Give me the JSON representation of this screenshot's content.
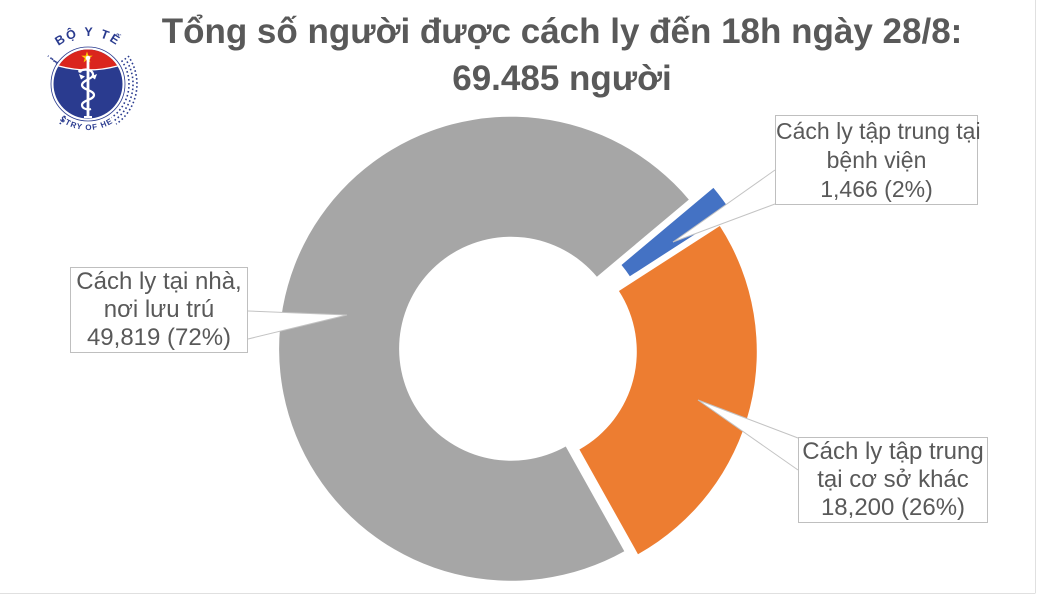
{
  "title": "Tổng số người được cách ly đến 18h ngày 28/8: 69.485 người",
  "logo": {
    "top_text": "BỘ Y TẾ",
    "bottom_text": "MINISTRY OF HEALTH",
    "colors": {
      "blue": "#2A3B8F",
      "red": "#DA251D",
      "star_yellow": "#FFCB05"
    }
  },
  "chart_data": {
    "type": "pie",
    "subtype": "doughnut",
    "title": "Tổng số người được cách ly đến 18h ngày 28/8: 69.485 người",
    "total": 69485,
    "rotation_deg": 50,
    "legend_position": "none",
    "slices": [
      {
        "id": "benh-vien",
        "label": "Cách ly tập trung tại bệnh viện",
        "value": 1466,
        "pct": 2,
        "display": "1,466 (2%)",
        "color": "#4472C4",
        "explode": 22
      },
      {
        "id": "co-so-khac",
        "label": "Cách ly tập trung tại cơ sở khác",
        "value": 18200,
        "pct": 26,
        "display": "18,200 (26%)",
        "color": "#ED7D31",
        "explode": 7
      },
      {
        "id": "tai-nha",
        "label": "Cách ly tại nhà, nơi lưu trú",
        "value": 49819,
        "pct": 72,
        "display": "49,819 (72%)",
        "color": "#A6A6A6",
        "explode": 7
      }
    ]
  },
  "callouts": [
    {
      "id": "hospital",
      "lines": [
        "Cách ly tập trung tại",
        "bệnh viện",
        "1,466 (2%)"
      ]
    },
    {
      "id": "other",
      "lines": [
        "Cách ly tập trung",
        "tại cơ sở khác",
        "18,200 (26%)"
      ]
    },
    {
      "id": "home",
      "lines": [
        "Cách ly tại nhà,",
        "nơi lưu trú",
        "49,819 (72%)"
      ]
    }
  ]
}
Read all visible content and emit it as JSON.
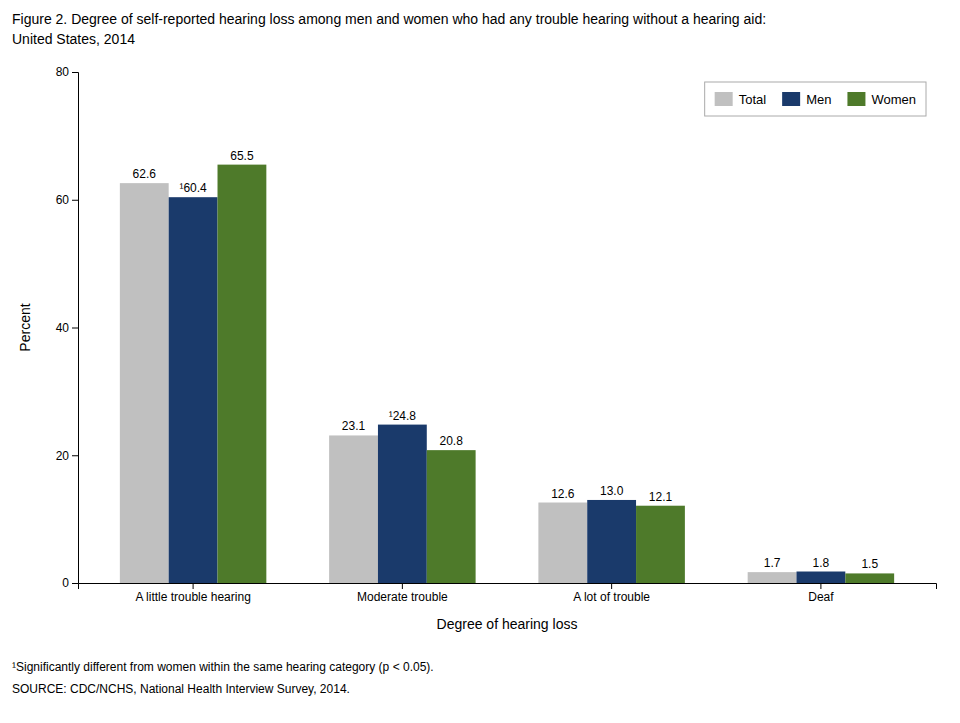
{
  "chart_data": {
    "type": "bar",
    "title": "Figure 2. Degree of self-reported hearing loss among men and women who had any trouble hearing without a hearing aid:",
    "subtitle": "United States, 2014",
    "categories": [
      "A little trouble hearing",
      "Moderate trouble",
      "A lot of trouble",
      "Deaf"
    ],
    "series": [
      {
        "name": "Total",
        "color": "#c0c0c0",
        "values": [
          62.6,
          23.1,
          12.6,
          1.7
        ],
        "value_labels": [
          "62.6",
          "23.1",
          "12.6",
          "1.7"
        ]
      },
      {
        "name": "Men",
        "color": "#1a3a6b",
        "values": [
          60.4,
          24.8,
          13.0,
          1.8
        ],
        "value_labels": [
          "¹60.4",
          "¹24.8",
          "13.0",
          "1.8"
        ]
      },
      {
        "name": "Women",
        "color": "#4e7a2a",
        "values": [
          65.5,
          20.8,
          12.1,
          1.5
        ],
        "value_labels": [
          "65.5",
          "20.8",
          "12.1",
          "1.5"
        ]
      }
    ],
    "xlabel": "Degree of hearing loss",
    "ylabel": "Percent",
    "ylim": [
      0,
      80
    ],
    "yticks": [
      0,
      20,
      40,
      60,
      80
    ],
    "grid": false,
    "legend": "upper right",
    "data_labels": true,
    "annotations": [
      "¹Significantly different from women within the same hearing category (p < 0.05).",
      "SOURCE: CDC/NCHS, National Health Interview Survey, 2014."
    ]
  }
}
---
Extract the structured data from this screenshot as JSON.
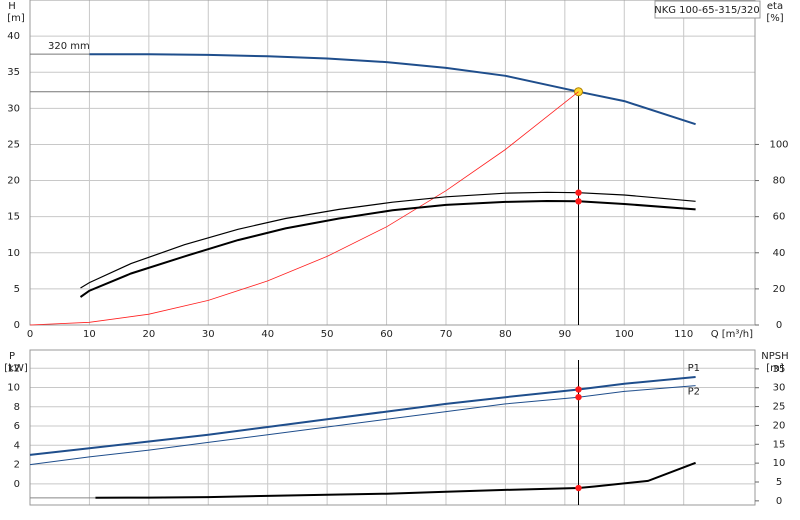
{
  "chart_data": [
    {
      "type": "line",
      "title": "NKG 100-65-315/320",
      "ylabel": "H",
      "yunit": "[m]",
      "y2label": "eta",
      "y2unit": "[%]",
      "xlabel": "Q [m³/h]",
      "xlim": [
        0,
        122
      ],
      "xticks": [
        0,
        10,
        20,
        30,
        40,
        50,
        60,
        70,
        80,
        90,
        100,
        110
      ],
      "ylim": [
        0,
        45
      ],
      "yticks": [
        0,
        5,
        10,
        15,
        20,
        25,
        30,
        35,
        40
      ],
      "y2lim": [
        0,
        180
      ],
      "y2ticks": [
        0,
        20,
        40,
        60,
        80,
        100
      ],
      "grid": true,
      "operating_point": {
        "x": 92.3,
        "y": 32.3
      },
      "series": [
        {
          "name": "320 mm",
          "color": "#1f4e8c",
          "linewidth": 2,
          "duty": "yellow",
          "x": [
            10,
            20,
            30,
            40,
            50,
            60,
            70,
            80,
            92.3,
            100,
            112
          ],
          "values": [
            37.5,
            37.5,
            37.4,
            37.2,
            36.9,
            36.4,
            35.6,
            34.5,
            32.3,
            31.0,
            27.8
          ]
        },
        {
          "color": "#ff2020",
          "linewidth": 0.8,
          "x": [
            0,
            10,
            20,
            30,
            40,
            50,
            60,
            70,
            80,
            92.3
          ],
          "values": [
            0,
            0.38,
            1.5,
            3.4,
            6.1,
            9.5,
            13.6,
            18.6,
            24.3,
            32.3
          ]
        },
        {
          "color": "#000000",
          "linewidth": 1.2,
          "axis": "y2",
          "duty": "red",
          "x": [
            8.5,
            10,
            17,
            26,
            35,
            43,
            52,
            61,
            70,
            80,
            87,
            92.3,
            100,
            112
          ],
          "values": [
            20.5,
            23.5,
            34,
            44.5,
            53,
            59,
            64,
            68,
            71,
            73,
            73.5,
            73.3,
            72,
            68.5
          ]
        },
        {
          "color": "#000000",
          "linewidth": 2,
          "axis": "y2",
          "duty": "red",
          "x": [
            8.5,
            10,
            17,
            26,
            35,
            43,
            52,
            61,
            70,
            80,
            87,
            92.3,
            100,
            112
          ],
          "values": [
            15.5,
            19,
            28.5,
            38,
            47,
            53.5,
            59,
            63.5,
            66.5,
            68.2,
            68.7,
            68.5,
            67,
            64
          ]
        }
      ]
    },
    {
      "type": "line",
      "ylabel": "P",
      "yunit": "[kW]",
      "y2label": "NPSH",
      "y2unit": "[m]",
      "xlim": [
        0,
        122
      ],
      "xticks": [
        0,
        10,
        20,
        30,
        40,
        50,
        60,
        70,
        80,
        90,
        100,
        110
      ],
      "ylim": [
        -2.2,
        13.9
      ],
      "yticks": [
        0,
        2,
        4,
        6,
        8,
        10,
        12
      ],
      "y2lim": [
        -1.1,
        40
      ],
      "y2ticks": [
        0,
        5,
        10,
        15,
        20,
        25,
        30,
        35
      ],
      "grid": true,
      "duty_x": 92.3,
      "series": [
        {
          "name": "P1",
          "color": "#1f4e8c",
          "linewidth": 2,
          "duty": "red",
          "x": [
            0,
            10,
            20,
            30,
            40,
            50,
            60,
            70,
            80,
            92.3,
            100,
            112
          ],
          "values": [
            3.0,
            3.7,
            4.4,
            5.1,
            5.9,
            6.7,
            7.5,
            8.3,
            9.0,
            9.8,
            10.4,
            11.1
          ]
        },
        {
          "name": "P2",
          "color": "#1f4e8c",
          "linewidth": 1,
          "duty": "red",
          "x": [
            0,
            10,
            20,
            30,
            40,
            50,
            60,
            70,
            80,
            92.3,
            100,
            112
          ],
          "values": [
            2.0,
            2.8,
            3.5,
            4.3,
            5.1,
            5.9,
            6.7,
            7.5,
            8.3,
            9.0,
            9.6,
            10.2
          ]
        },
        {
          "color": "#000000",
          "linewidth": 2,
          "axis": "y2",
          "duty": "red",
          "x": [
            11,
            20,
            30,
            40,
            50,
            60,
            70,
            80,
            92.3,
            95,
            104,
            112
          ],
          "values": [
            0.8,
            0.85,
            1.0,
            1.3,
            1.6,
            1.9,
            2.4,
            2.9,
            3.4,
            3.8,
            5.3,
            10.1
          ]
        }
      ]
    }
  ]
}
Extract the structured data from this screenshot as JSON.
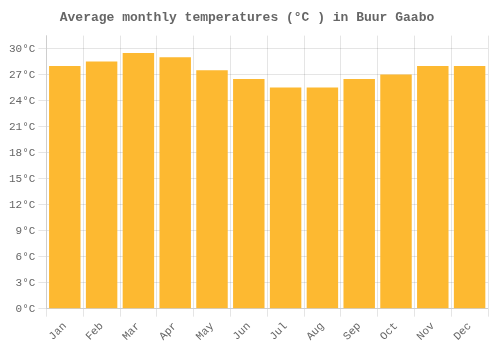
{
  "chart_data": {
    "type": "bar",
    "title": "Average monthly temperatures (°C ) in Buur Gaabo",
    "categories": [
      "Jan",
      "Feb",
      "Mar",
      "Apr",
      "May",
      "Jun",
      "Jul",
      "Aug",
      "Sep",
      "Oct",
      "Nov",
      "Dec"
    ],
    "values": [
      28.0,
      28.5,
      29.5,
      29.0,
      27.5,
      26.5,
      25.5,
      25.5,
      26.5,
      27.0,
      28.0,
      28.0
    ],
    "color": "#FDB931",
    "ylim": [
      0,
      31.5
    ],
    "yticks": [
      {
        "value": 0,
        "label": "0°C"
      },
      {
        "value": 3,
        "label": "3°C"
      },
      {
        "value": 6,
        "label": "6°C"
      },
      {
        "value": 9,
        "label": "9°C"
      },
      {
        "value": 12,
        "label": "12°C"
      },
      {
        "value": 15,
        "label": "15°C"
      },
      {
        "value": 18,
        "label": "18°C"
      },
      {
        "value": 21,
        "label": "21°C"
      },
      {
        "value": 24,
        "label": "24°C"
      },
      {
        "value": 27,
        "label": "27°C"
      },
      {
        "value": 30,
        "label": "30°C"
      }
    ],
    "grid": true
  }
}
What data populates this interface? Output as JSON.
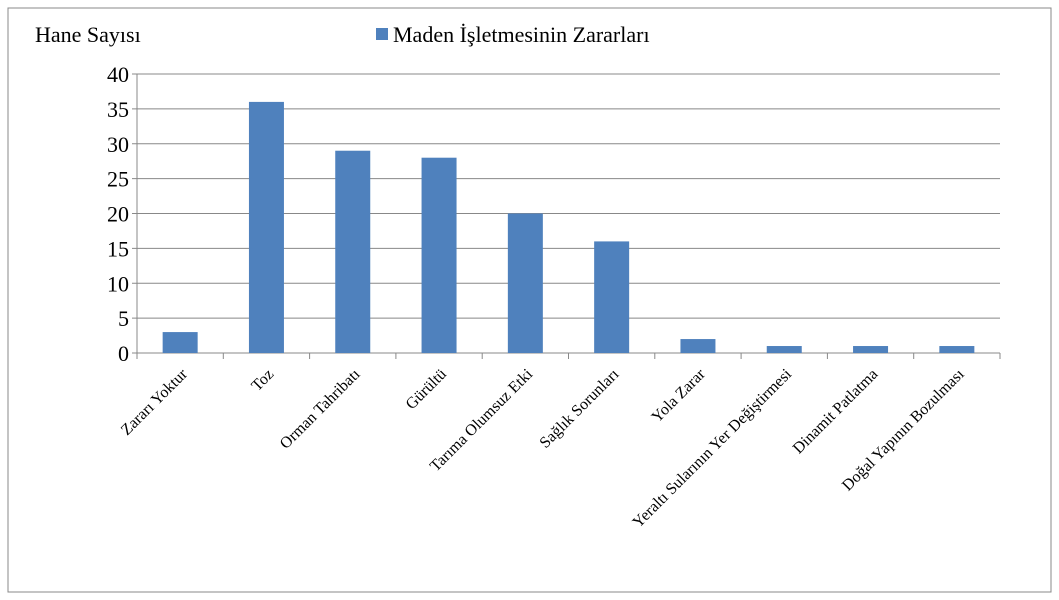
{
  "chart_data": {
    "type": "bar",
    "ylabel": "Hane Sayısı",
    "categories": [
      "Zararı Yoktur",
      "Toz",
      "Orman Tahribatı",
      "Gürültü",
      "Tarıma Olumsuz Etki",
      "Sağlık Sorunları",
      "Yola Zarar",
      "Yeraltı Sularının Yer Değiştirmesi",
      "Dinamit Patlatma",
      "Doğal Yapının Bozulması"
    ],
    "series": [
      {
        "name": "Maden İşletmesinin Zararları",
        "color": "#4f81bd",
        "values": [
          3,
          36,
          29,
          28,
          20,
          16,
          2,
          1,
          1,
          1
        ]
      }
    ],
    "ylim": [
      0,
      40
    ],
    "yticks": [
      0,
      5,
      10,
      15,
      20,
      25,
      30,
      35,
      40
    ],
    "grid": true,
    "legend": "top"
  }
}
---
REQUIRED TASK:
Across the records, count the lines holding the string "true". Give the number and stop.

RESPONSE BELOW:
5